Tasks >>
**A)** Reproduce the stretch of the labor shortage article from "How to Overcome" through "(Photo: Stephanie Cragg)" without changing a word.
**B)** Which skilled trades does the labor shortage article name as being in short supply in the energy industry?
**C)** Continue the article on ClearStream Energy's approach to the labor shortage from its last sentence.

Excerpt >>

##########

How to Overcome a Labour Shortage

JoAnne Mather details seven steps that enabled her to help ClearStream Energy land top talent from a diminished pool of potential hires

JoAnne Mather (Photo: Stephanie Cragg)

1. Understand what drives the business

Over the course of her 25-year career, JoAnne Mather, vice president of human resources and health, safety, and environment at ClearStream Energy, has learned to understand what drives a business. “What’s critical to your business’s success?” she continues to ask herself when starting any new job. “And what does human resources contribute to those drivers?”

At ClearStream, the answer to both questions is: people. “We provide to our customers a skilled, knowledgeable, and safe workforce,” Mather says. “As a result, we’re dedicated to recruiting the right people at the right time.”

2. Identify the challenges

Approximately four years after the formation of ClearStream, its owners acquired 15 successful companies in diverse locations, and they asked their management team to consolidate the businesses. “Early on, it was clear—from economic growth projections and demographic data—that a labour shortage was on the horizon,” Mather says. “So, as we went through the consolidation process that would create ClearStream, we had to address the labour shortage as well.”

3. Understand how challenges will affect the company

Today, the unemployment rate is 4.9 percent in Alberta and 7.1 across Canada as a whole, and the numbers get worse in individual markets. In the energy industry, for example, there is a marked shortage of skilled tradespeople such as pipe fitters, welders, insulators, and millwrights. That’s a problem, Mather says, because “they are integral to the construction of the megaprojects in Alberta as well as the maintenance of those facilities, which is a core business for ClearStream.”

4. Develop a value proposition

At the time of its consolidation efforts, ClearStream was not yet known as ClearStream, and Mather immediately recognized the need for a strong mission statement to solidify the company’s identity. “We had to define our purpose and core values, what we stood for, and what we wanted current employees to be proud of, because if we didn’t know who we were internally, we couldn’t bring a value proposition to potential employees,” Mather says.

##########

Page segmentation data >>
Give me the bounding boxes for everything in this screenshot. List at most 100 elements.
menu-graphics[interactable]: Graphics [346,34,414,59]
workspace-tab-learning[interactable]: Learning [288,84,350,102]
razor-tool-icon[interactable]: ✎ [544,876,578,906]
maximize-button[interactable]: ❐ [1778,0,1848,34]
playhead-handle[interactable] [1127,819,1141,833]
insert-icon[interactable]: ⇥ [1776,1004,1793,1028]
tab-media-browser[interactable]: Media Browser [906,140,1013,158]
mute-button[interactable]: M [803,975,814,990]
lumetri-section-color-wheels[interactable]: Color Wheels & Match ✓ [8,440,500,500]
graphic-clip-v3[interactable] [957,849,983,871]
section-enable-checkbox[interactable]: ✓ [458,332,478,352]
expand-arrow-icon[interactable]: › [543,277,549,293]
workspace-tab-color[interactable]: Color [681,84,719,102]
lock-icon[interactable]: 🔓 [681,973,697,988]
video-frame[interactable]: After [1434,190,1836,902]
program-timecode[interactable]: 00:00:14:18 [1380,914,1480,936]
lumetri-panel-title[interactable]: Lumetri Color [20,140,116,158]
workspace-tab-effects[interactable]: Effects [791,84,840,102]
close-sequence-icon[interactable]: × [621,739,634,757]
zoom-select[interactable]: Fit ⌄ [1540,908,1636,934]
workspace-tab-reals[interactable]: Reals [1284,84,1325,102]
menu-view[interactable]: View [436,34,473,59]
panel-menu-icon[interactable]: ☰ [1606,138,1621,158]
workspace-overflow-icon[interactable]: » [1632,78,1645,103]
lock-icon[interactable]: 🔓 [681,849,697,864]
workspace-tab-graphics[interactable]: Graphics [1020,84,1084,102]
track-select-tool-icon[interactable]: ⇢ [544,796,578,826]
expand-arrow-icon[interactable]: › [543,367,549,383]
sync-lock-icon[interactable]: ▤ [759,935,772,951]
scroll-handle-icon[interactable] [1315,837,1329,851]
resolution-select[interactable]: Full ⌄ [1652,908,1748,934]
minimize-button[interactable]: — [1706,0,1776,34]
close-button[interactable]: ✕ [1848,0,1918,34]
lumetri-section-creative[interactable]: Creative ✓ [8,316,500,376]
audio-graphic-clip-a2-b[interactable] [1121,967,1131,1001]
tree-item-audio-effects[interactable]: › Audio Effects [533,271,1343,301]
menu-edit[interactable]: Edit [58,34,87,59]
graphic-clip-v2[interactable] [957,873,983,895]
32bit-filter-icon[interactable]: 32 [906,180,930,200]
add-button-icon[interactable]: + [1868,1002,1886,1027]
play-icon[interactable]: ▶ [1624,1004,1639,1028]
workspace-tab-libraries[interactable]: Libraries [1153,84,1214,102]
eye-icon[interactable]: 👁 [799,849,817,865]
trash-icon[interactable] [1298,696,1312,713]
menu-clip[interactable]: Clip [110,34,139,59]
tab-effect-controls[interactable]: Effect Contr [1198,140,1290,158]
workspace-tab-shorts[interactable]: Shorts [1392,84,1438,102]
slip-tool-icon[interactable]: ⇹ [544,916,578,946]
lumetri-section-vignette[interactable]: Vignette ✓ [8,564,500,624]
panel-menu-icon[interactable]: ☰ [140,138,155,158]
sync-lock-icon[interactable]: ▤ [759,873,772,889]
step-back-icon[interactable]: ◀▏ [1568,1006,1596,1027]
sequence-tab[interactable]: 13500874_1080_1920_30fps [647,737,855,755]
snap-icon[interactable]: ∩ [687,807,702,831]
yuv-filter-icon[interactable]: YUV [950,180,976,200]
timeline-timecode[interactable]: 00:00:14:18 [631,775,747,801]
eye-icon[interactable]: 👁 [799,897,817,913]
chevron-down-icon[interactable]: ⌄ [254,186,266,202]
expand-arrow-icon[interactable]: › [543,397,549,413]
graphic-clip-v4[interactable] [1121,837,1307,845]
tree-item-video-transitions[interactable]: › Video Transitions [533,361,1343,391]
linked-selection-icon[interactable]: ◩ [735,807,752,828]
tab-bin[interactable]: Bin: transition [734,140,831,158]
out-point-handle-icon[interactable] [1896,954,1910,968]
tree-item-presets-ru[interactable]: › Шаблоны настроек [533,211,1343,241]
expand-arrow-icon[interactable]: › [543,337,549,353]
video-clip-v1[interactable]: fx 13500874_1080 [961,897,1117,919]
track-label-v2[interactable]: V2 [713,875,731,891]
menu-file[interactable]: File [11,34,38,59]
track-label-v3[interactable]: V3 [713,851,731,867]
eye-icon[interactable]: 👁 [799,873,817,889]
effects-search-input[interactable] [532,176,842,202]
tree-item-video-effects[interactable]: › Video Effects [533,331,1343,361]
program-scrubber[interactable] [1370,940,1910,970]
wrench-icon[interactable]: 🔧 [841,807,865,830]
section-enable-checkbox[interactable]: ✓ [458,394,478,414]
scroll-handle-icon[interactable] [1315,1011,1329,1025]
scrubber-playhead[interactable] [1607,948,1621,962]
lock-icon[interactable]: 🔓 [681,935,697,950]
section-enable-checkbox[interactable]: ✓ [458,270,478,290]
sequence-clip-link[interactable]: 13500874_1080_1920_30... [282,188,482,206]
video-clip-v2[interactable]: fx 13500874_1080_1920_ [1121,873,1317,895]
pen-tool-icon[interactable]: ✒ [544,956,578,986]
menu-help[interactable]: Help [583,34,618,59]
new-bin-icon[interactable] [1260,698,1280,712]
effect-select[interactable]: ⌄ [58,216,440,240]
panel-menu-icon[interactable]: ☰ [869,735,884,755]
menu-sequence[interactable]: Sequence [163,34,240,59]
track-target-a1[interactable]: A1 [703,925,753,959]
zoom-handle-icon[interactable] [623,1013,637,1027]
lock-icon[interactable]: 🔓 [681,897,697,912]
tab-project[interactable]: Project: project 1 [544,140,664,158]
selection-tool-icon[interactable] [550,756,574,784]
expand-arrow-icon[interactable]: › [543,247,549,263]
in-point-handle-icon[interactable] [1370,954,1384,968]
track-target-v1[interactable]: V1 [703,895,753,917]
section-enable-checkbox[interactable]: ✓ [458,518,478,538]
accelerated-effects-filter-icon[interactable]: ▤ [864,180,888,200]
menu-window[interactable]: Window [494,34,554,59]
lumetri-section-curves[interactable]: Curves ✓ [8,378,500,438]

##########

Results for the exercise >>
**A)**
How to Overcome a Labour Shortage

JoAnne Mather details seven steps that enabled her to help ClearStream Energy land top talent from a diminished pool of potential hires

JoAnne Mather (Photo: Stephanie Cragg)

**B)**
- pipe fitters
- welders
- insulators
- millwrights

**C)**
• ClearStream’s revenue has approximately doubled over the past 3 years

• The company has reduced recordable injuries by 55% during its period of increased growth

• Headcount during the company’s spring peak season has increased by approximately 74% since 2010

5. Market yourself

Mather knew that ClearStream also needed to present an attractive, consistent image to prospective employees. So she helped the company partner with a marketing agency, Idea Factory, and together the two businesses developed strategies to help ClearStream stand out from the crowd. They created a full brand image, including a logo, and ClearStream’s management team researched its market from a labour perspective to understand what potential new hires might be looking for.

6. Make a strong impression

Given the competition for labour in Alberta, many different companies were advertising for the province’s available talent in many different ways. “It was important to me that our campaign be memorable,” Mather says.

She and ClearStream continued to work with Idea Factory to come up with truly distinct advertising, including a first-of-its-kind 30-foot billboard in the Edmonton International Airport. It provided instant name recognition and caught the attention of businessmen as well as workers travelling to and from the oil sands.

7. Provide what employees are seeking

“Because of the tight labour market, we really wanted to understand what people were looking for,” Mather says. ClearStream began conducting research early during its consolidation, and it learned that potential employees wanted quite a bit more than fair compensation.

The result was an advertising campaign titled “Jobs with Flexibility.” “The idea was that we have employment opportunities that suit everyone,” Mather says. “If you want to work in a shop environment in Edmonton and be home with your family every night, we can offer that. If you want to work long shifts out of town in the spring and fall so [that] you can take off the nonpeak seasons, then we can offer that. If you want to work in any region across Alberta or northeast British Columbia, we have those locations available.”